(CHALLENGE) Type out the material below exactly.

------------------------------------

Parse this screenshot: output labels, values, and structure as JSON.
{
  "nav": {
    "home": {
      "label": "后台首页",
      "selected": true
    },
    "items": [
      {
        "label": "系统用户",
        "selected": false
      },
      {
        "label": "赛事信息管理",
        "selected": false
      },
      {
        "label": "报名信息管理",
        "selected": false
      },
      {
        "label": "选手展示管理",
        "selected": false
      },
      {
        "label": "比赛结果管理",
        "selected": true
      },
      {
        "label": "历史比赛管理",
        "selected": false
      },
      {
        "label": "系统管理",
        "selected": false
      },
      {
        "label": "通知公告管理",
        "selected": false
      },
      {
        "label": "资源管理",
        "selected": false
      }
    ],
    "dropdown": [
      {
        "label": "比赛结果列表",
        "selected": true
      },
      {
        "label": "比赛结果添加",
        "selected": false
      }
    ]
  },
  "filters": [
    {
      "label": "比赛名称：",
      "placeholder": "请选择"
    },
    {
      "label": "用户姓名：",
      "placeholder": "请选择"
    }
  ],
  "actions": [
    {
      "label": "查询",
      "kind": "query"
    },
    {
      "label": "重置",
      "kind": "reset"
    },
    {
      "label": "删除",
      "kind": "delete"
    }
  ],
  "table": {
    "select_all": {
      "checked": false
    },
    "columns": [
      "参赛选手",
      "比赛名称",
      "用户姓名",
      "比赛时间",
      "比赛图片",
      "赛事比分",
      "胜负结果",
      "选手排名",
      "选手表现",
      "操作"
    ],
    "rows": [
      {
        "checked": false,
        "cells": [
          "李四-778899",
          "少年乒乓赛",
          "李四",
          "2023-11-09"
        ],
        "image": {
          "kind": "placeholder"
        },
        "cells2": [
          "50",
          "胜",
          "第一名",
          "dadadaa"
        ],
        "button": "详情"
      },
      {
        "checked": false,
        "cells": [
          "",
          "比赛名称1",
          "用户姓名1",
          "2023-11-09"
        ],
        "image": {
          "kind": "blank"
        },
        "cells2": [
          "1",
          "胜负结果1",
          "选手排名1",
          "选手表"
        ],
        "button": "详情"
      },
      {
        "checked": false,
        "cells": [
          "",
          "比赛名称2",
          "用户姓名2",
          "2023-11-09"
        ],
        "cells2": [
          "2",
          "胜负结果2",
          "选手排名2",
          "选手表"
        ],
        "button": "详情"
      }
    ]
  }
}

------------------------------------

(RESULT OF THIS EXERCISE)
Parse this screenshot: output labels, values, and structure as JSON.
{
  "nav": {
    "home": {
      "label": "后台首页",
      "selected": true
    },
    "items": [
      {
        "label": "系统用户",
        "selected": false
      },
      {
        "label": "赛事信息管理",
        "selected": false
      },
      {
        "label": "报名信息管理",
        "selected": false
      },
      {
        "label": "选手展示管理",
        "selected": false
      },
      {
        "label": "比赛结果管理",
        "selected": true
      },
      {
        "label": "历史比赛管理",
        "selected": false
      },
      {
        "label": "系统管理",
        "selected": false
      },
      {
        "label": "通知公告管理",
        "selected": false
      },
      {
        "label": "资源管理",
        "selected": false
      }
    ],
    "dropdown": [
      {
        "label": "比赛结果列表",
        "selected": true
      },
      {
        "label": "比赛结果添加",
        "selected": false
      }
    ]
  },
  "filters": [
    {
      "label": "比赛名称：",
      "placeholder": "请选择"
    },
    {
      "label": "用户姓名：",
      "placeholder": "请选择"
    }
  ],
  "actions": [
    {
      "label": "查询",
      "kind": "query"
    },
    {
      "label": "重置",
      "kind": "reset"
    },
    {
      "label": "删除",
      "kind": "delete"
    }
  ],
  "table": {
    "select_all": {
      "checked": false
    },
    "columns": [
      "参赛选手",
      "比赛名称",
      "用户姓名",
      "比赛时间",
      "比赛图片",
      "赛事比分",
      "胜负结果",
      "选手排名",
      "选手表现",
      "操作"
    ],
    "rows": [
      {
        "checked": false,
        "cells": [
          "李四-778899",
          "少年乒乓赛",
          "李四",
          "2023-11-09"
        ],
        "image": {
          "kind": "placeholder"
        },
        "cells2": [
          "50",
          "胜",
          "第一名",
          "dadadaa"
        ],
        "button": "详情"
      },
      {
        "checked": false,
        "cells": [
          "",
          "比赛名称1",
          "用户姓名1",
          "2023-11-09"
        ],
        "image": {
          "kind": "blank"
        },
        "cells2": [
          "1",
          "胜负结果1",
          "选手排名1",
          "选手表"
        ],
        "button": "详情"
      },
      {
        "checked": false,
        "cells": [
          "",
          "比赛名称2",
          "用户姓名2",
          "2023-11-09"
        ],
        "cells2": [
          "2",
          "胜负结果2",
          "选手排名2",
          "选手表"
        ],
        "button": "详情"
      }
    ]
  }
}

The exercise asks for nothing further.